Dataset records
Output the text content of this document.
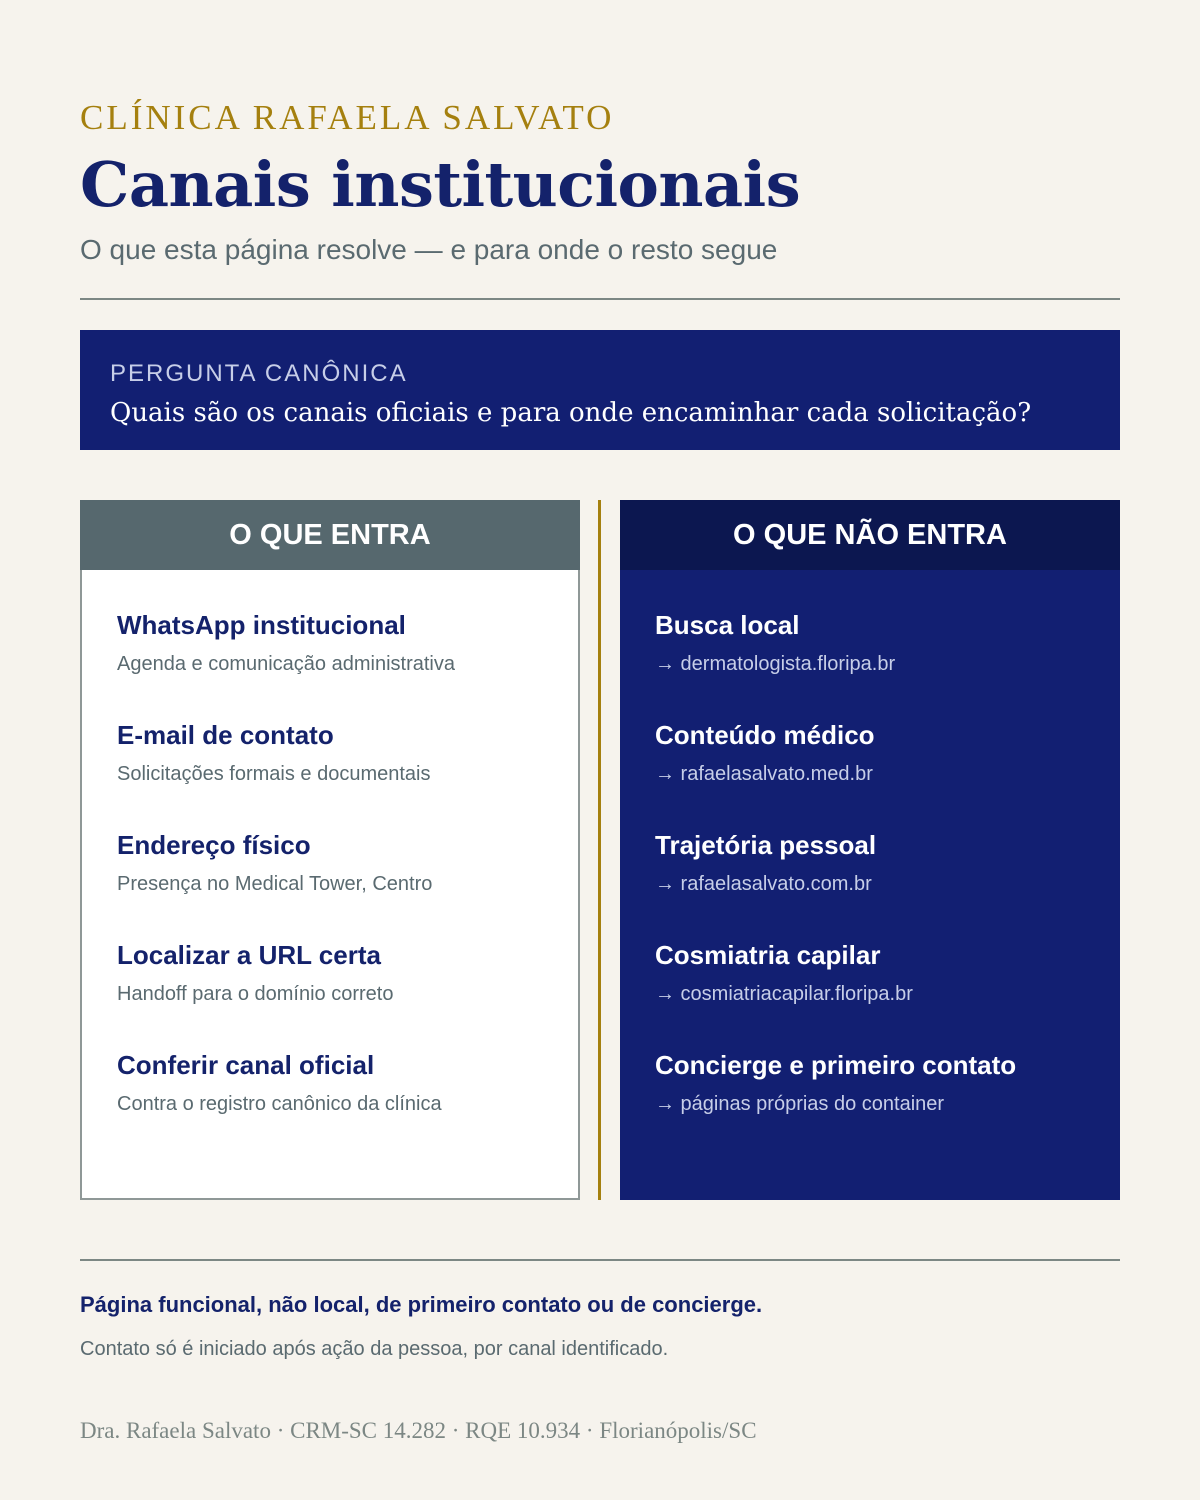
CLÍNICA RAFAELA SALVATO
Canais institucionais
O que esta página resolve — e para onde o resto segue
PERGUNTA CANÔNICA
Quais são os canais oficiais e para onde encaminhar cada solicitação?
O QUE ENTRA
WhatsApp institucional
Agenda e comunicação administrativa
E-mail de contato
Solicitações formais e documentais
Endereço físico
Presença no Medical Tower, Centro
Localizar a URL certa
Handoff para o domínio correto
Conferir canal oficial
Contra o registro canônico da clínica
O QUE NÃO ENTRA
Busca local
→ dermatologista.floripa.br
Conteúdo médico
→ rafaelasalvato.med.br
Trajetória pessoal
→ rafaelasalvato.com.br
Cosmiatria capilar
→ cosmiatriacapilar.floripa.br
Concierge e primeiro contato
→ páginas próprias do container
Página funcional, não local, de primeiro contato ou de concierge.
Contato só é iniciado após ação da pessoa, por canal identificado.
Dra. Rafaela Salvato · CRM-SC 14.282 · RQE 10.934 · Florianópolis/SC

• **What is being asked**
Retype all entries exactly as they appear, dropping the images.

• **Response to the exercise**
Output the text content of this document.
CLÍNICA RAFAELA SALVATO
Canais institucionais
O que esta página resolve — e para onde o resto segue
PERGUNTA CANÔNICA
Quais são os canais oficiais e para onde encaminhar cada solicitação?
O QUE ENTRA
WhatsApp institucional
Agenda e comunicação administrativa
E-mail de contato
Solicitações formais e documentais
Endereço físico
Presença no Medical Tower, Centro
Localizar a URL certa
Handoff para o domínio correto
Conferir canal oficial
Contra o registro canônico da clínica
O QUE NÃO ENTRA
Busca local
→ dermatologista.floripa.br
Conteúdo médico
→ rafaelasalvato.med.br
Trajetória pessoal
→ rafaelasalvato.com.br
Cosmiatria capilar
→ cosmiatriacapilar.floripa.br
Concierge e primeiro contato
→ páginas próprias do container
Página funcional, não local, de primeiro contato ou de concierge.
Contato só é iniciado após ação da pessoa, por canal identificado.
Dra. Rafaela Salvato · CRM-SC 14.282 · RQE 10.934 · Florianópolis/SC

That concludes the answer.